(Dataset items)
※ ※ ※

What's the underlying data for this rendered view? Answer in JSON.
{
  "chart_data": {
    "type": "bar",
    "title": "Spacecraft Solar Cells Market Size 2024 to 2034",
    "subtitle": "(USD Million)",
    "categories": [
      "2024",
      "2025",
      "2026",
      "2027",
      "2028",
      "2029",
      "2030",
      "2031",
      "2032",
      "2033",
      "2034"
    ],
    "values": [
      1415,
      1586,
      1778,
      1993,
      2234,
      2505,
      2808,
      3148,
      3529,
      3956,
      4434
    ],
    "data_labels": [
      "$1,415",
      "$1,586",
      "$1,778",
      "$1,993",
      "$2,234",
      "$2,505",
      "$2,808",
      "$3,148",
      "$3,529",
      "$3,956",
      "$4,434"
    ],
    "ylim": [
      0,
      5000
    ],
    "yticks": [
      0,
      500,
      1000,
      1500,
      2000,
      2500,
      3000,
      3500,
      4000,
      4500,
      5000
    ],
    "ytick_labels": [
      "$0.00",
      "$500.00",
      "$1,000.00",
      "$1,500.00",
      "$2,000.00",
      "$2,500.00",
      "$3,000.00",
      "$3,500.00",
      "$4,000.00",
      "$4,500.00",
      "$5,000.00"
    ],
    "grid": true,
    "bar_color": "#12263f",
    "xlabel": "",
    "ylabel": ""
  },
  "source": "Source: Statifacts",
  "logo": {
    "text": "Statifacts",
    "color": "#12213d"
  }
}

※ ※ ※

WHAT YOU SHOULD DO>
All lines above that contain the word "Statifacts" are to be copied.

ANSWER TO THIS TASK>
  "source": "Source: Statifacts",
    "text": "Statifacts",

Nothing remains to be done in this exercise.